### WORK TO COMPLETE
Please output every line of the material as it stands, without the pictures.

________

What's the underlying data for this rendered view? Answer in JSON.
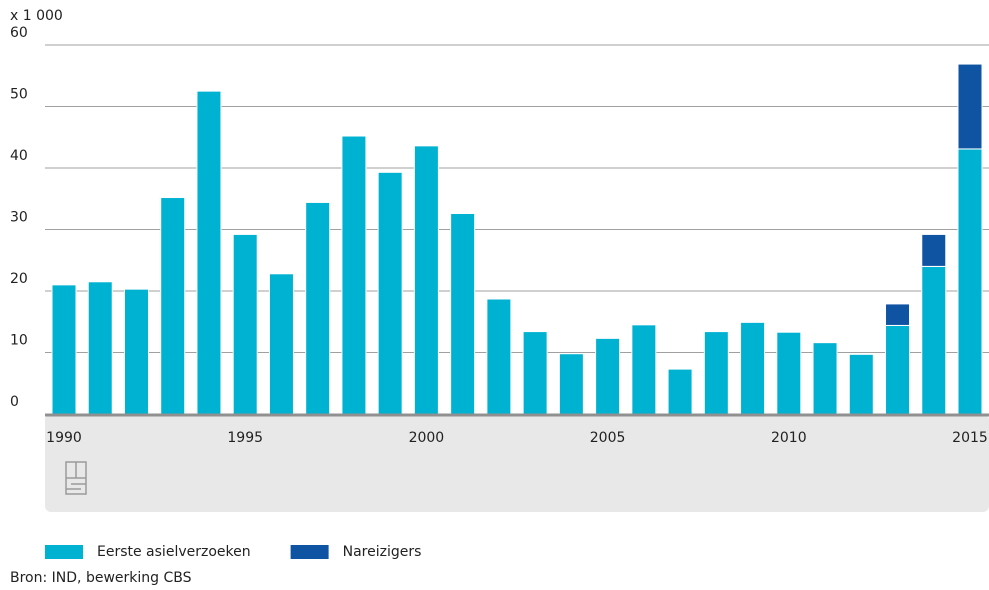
{
  "chart_data": {
    "type": "stacked-bar",
    "unit_label": "x 1 000",
    "categories": [
      "1990",
      null,
      null,
      null,
      null,
      "1995",
      null,
      null,
      null,
      null,
      "2000",
      null,
      null,
      null,
      null,
      "2005",
      null,
      null,
      null,
      null,
      "2010",
      null,
      null,
      null,
      null,
      "2015"
    ],
    "series": [
      {
        "name": "Eerste asielverzoeken",
        "color": "#00b2d2",
        "values": [
          21.0,
          21.5,
          20.3,
          35.2,
          52.5,
          29.2,
          22.8,
          34.4,
          45.2,
          39.3,
          43.6,
          32.6,
          18.7,
          13.4,
          9.8,
          12.3,
          14.5,
          7.3,
          13.4,
          14.9,
          13.3,
          11.6,
          9.7,
          14.4,
          24.0,
          43.1
        ]
      },
      {
        "name": "Nareizigers",
        "color": "#0f53a3",
        "values": [
          null,
          null,
          null,
          null,
          null,
          null,
          null,
          null,
          null,
          null,
          null,
          null,
          null,
          null,
          null,
          null,
          null,
          null,
          null,
          null,
          null,
          null,
          null,
          3.5,
          5.2,
          13.8
        ]
      }
    ],
    "ylim": [
      0,
      60
    ],
    "yticks": [
      0,
      10,
      20,
      30,
      40,
      50,
      60
    ],
    "grid": true,
    "source": "Bron: IND, bewerking CBS"
  }
}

________

### THE OUTPUT
What's the underlying data for this rendered view? Answer in JSON.
{
  "chart_data": {
    "type": "stacked-bar",
    "unit_label": "x 1 000",
    "categories": [
      "1990",
      null,
      null,
      null,
      null,
      "1995",
      null,
      null,
      null,
      null,
      "2000",
      null,
      null,
      null,
      null,
      "2005",
      null,
      null,
      null,
      null,
      "2010",
      null,
      null,
      null,
      null,
      "2015"
    ],
    "series": [
      {
        "name": "Eerste asielverzoeken",
        "color": "#00b2d2",
        "values": [
          21.0,
          21.5,
          20.3,
          35.2,
          52.5,
          29.2,
          22.8,
          34.4,
          45.2,
          39.3,
          43.6,
          32.6,
          18.7,
          13.4,
          9.8,
          12.3,
          14.5,
          7.3,
          13.4,
          14.9,
          13.3,
          11.6,
          9.7,
          14.4,
          24.0,
          43.1
        ]
      },
      {
        "name": "Nareizigers",
        "color": "#0f53a3",
        "values": [
          null,
          null,
          null,
          null,
          null,
          null,
          null,
          null,
          null,
          null,
          null,
          null,
          null,
          null,
          null,
          null,
          null,
          null,
          null,
          null,
          null,
          null,
          null,
          3.5,
          5.2,
          13.8
        ]
      }
    ],
    "ylim": [
      0,
      60
    ],
    "yticks": [
      0,
      10,
      20,
      30,
      40,
      50,
      60
    ],
    "grid": true,
    "source": "Bron: IND, bewerking CBS"
  }
}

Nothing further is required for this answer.